** STATED PROBLEM **
Pictures within the data are to be left out; everything else must be reproduced exactly.

[Dataset records]
########################################

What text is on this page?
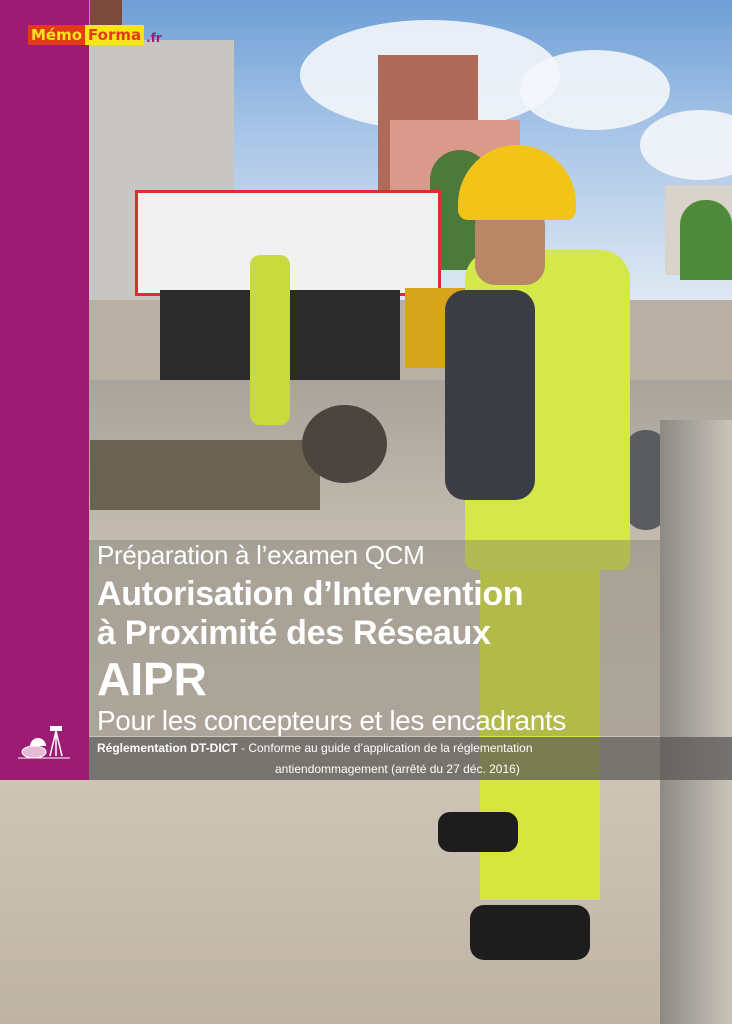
Mémo Forma .fr
Préparation à l’examen QCM
Autorisation d’Intervention
à Proximité des Réseaux
AIPR
Pour les concepteurs et les encadrants
Réglementation DT-DICT - Conforme au guide d’application de la réglementation
antiendommagement (arrêté du 27 déc. 2016)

########################################

** WRITTEN REPLY **
What text is on this page?
Mémo Forma .fr
Préparation à l’examen QCM
Autorisation d’Intervention
à Proximité des Réseaux
AIPR
Pour les concepteurs et les encadrants
Réglementation DT-DICT - Conforme au guide d’application de la réglementation
antiendommagement (arrêté du 27 déc. 2016)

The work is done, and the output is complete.